Redis* Tuning Guide on Intel® Xeon® processor platforms

Introduction

Redis* (Remote Dictionary Server) is an open source (under BSD licenses) memory-based data structure storage, and can serve as a database, cache, and more. Redis supports a variety of data structures, such as strings, hash tables, lists, sets, sorted sets with range queries, bitmaps, HLLs, and geospatial indexes and streams. Redis provides functions such as built-in replications, Lua scripts, LRU evictions, transactions, and disk persistence at different levels. Redis features a high performance and a low latency, and is widely used in gaming, videos, news, location, finance, and other fields. For more information on Redis, please visit: https://redis.io/.

redis storage diagram

Figure1 Redis Storage Data Diagram

Intel® Optane™ persistent memory (PMem) is an innovative memory technology and is a new category between memory and storage. Intel® persistent memory is similar to DRAM in performance and can store data persistently like an SSD. Intel persistent memory has three single capacities of 128 GB, 256 GB and 512 GB, and up to 4TB Intel persistent memory capacity can be supported per processor per server, which is much larger than that of DDR, and at a lower price.

**EXERCISE 1**
Set out everything in the records from the line containing "volume-bar [244,517,247,520]" down to the line containing "volume-bar [289,490,292,520]" as a Markdown table with the columns Row and Line, skipping any blank lines.
**EXERCISE 2**
Pick up the Redis tuning guide after its last sentence and keep writing.

**SOURCE MATERIAL**
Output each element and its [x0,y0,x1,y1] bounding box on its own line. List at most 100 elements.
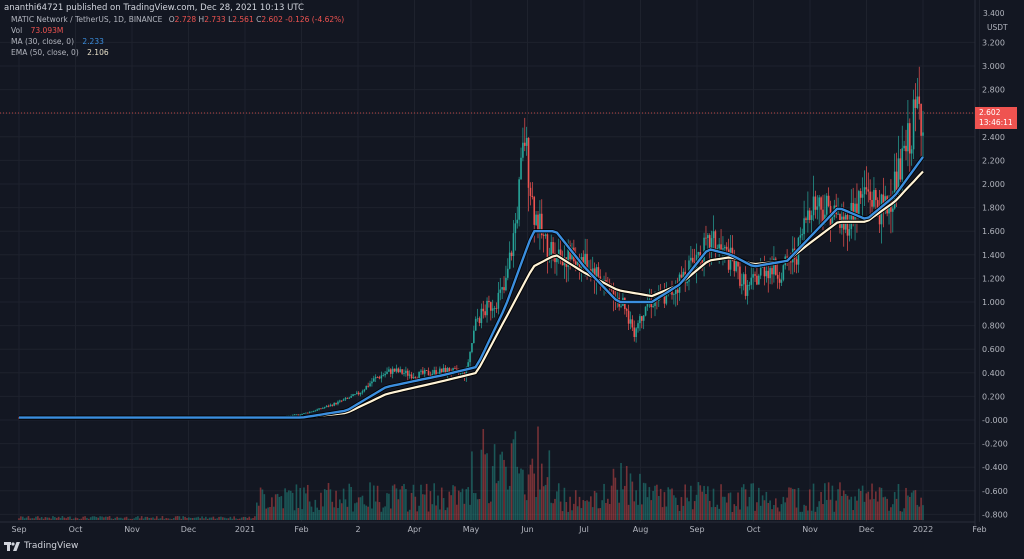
volume-bar [244,517,247,520]
price-tick-label: 2.000 [982,180,1005,189]
volume-bar [427,511,430,520]
volume-bar [767,502,770,520]
volume-bar [699,485,702,520]
volume-bar [771,509,773,520]
volume-bar [254,516,256,520]
volume-bar [369,482,371,520]
volume-bar [391,485,394,520]
candle-body [818,197,821,207]
volume-bar [289,490,292,520]
volume-bar [101,516,103,520]
candle-body [393,368,396,372]
candle-body [429,375,432,376]
volume-bar [852,510,854,520]
candle-body [816,206,819,210]
volume-bar [184,516,186,520]
volume-bar [833,511,836,520]
volume-bar [456,504,458,520]
volume-bar [61,516,64,520]
volume-bar [144,516,147,520]
volume-bar [63,517,66,520]
ma-label: MA (30, close, 0) [11,37,75,46]
candle-body [503,287,505,291]
volume-bar [669,489,671,520]
volume-bar [499,454,502,520]
volume-bar [895,498,898,520]
candle-body [497,292,500,309]
candle-body [827,195,830,206]
volume-bar [167,518,169,520]
volume-bar [306,484,309,520]
candle-body [518,179,520,220]
ohlc-high-label: H [198,15,205,24]
volume-bar [595,492,598,520]
volume-bar [540,463,543,520]
volume-bar [548,450,551,520]
volume-bar [276,493,279,520]
volume-bar [210,517,213,520]
time-tick-label: May [463,525,480,534]
volume-bar [105,516,107,520]
volume-bar [644,483,647,520]
volume-bar [37,516,39,520]
candle-body [824,214,826,223]
volume-bar [854,496,856,520]
candle-body [703,237,705,264]
candle-body [627,310,630,324]
volume-bar [429,491,432,520]
volume-bar [729,492,732,520]
volume-bar [616,489,619,520]
volume-bar [471,451,473,520]
volume-bar [88,518,90,520]
tradingview-brand[interactable]: TradingView [4,541,78,551]
candle-body [420,370,422,372]
volume-bar [614,477,617,520]
volume-bar [839,482,841,520]
candle-body [582,257,585,265]
candle-body [801,234,804,236]
volume-bars [18,426,924,520]
candle-body [733,260,736,272]
ma-30-line [19,156,924,419]
candle-body [365,385,368,390]
volume-bar [674,497,677,520]
candle-body [746,284,749,296]
candle-body [859,191,862,198]
volume-bar [490,501,492,520]
candle-body [737,259,739,267]
volume-bar [199,518,201,520]
ema-label: EMA (50, close, 0) [11,48,79,57]
candle-body [897,158,900,195]
volume-bar [657,496,660,520]
volume-bar [656,484,658,520]
candle-body [595,267,598,281]
volume-bar [382,507,385,520]
volume-bar [288,490,290,520]
volume-bar [416,511,419,520]
ohlc-close: 2.602 [261,15,283,24]
volume-bar [544,484,547,520]
candle-body [899,158,902,180]
volume-bar [722,496,724,520]
candle-body [508,252,511,269]
volume-bar [576,506,579,520]
volume-bar [118,517,120,520]
volume-bar [803,504,805,520]
volume-bar [808,489,811,520]
volume-bar [325,490,328,520]
volume-bar [774,498,777,520]
candle-body [725,246,728,250]
volume-bar [908,496,911,520]
volume-bar [918,506,921,520]
volume-bar [452,485,454,520]
volume-bar [531,458,534,520]
volume-bar [550,502,553,520]
candle-body [912,99,915,150]
volume-bar [133,518,135,520]
volume-bar [346,506,349,520]
candle-body [433,370,435,374]
volume-bar [678,510,681,520]
candle-body [578,261,581,270]
candle-body [531,195,534,198]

**FINAL RESULT 1**
| Row | Line |
|---|---|
| 1 | volume-bar [244,517,247,520] |
| 2 | price-tick-label: 2.000 [982,180,1005,189] |
| 3 | volume-bar [427,511,430,520] |
| 4 | volume-bar [767,502,770,520] |
| 5 | volume-bar [699,485,702,520] |
| 6 | volume-bar [771,509,773,520] |
| 7 | volume-bar [254,516,256,520] |
| 8 | volume-bar [369,482,371,520] |
| 9 | volume-bar [391,485,394,520] |
| 10 | candle-body [818,197,821,207] |
| 11 | volume-bar [289,490,292,520] |

**FINAL RESULT 2**
storage pyramid

Figure2 Storage Hierarchy

Intel persistent memory supports the following two modes:

1) Memory Mode: the operating system views Intel persistent memory as the system's primary memory, DRAM as the cache for Intel persistent memory. It does not require making any changes to your applications before they run in this large volatile memory pool.

2) App-Direct Mode: Available for both DRAM and Intel persistent memory. In this case, Intel persistent memory is a low latency, byte addressable memory pool, requiring your applications to manage hierarchical data storage, and thus making changes to your applications.

redis and PMem

Figure3 Memory Mode and App-Direct Mode

In Memory Mode, your applications can run without any changes required. As it is easy to use, Redis which uses Memory Mode has been widely used.

This document provides suggestions for configuring various performance optimizations when Redis uses Memory Mode.

This document is applicable to 2-socket 3rd Generation Intel® Xeon® Scalable Processor systems & Intel® Optane™ persistent memory 200 series.

Intel Persistent Memory Configuration

Intel PMem DIMM Slot Configuration

PMem configurations

Figure 4 Intel PMem DIMM Slot Configuration

3rd Gen Intel Xeon Scalable platforms (codename Ice Lake/Whitley) have 16 DDR4 Slots per CPU
Intel Optane persistent memory 200 series can be configured up to 16 per CPU
General ratio (DRAM : PMem) is between 1:4 to 1:16, with minimum 1:2

Memory mode Settings

Please install ipmctl according to your OS version.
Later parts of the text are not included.